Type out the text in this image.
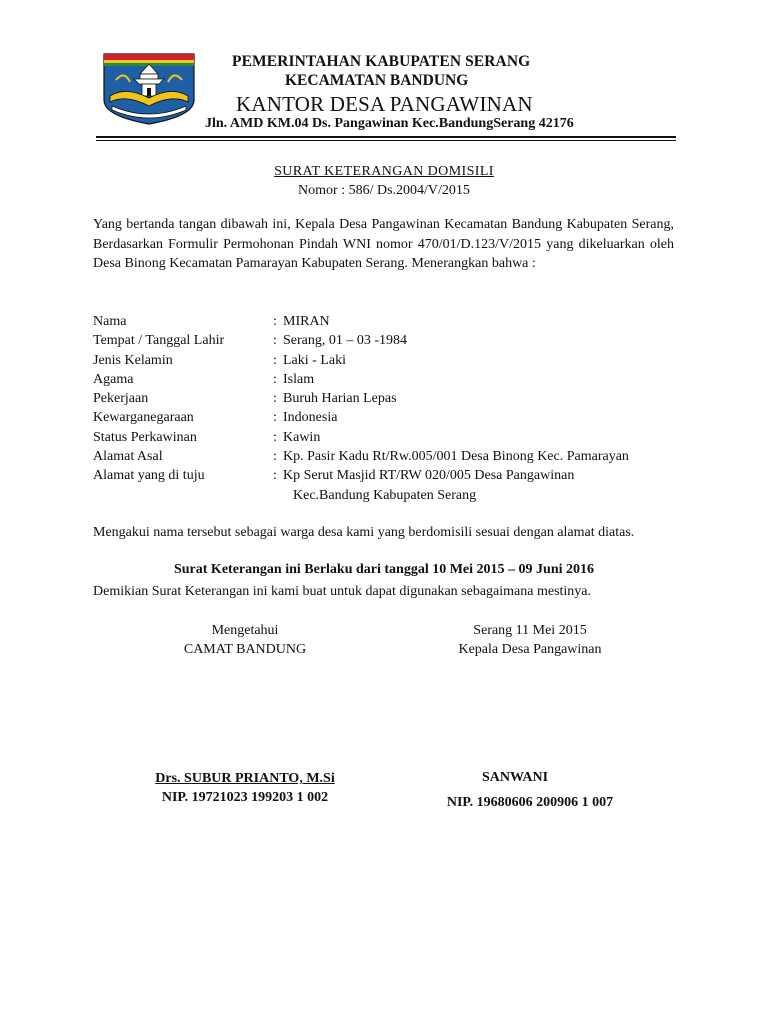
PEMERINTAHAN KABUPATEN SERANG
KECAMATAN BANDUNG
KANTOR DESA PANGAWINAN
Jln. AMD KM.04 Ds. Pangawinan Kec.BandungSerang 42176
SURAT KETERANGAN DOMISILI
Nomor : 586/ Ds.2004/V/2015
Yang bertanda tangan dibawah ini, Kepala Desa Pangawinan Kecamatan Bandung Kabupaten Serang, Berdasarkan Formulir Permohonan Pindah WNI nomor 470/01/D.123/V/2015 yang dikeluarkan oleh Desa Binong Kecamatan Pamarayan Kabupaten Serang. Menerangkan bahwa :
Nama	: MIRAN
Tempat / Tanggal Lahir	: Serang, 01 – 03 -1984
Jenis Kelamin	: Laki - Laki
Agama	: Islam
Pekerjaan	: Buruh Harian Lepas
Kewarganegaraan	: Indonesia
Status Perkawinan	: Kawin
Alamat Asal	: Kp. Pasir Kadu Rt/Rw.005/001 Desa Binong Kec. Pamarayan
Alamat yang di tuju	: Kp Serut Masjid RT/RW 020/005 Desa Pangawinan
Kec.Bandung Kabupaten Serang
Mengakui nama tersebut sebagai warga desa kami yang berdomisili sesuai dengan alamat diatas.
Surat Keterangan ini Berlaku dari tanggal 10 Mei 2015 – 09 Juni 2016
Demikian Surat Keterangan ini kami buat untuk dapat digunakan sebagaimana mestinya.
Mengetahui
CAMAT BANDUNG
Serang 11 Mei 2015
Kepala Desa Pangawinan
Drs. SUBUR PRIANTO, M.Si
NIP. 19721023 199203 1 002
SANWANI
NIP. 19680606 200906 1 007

_WHAT YOU SHOULD DO:_ Pictures are excluded; output everything else in the data verbatim.

_WRITTEN SOLUTION:_
Type out the text in this image.
PEMERINTAHAN KABUPATEN SERANG
KECAMATAN BANDUNG
KANTOR DESA PANGAWINAN
Jln. AMD KM.04 Ds. Pangawinan Kec.BandungSerang 42176
SURAT KETERANGAN DOMISILI
Nomor : 586/ Ds.2004/V/2015
Yang bertanda tangan dibawah ini, Kepala Desa Pangawinan Kecamatan Bandung Kabupaten Serang, Berdasarkan Formulir Permohonan Pindah WNI nomor 470/01/D.123/V/2015 yang dikeluarkan oleh Desa Binong Kecamatan Pamarayan Kabupaten Serang. Menerangkan bahwa :
Nama	: MIRAN
Tempat / Tanggal Lahir	: Serang, 01 – 03 -1984
Jenis Kelamin	: Laki - Laki
Agama	: Islam
Pekerjaan	: Buruh Harian Lepas
Kewarganegaraan	: Indonesia
Status Perkawinan	: Kawin
Alamat Asal	: Kp. Pasir Kadu Rt/Rw.005/001 Desa Binong Kec. Pamarayan
Alamat yang di tuju	: Kp Serut Masjid RT/RW 020/005 Desa Pangawinan
Kec.Bandung Kabupaten Serang
Mengakui nama tersebut sebagai warga desa kami yang berdomisili sesuai dengan alamat diatas.
Surat Keterangan ini Berlaku dari tanggal 10 Mei 2015 – 09 Juni 2016
Demikian Surat Keterangan ini kami buat untuk dapat digunakan sebagaimana mestinya.
Mengetahui
CAMAT BANDUNG
Serang 11 Mei 2015
Kepala Desa Pangawinan
Drs. SUBUR PRIANTO, M.Si
NIP. 19721023 199203 1 002
SANWANI
NIP. 19680606 200906 1 007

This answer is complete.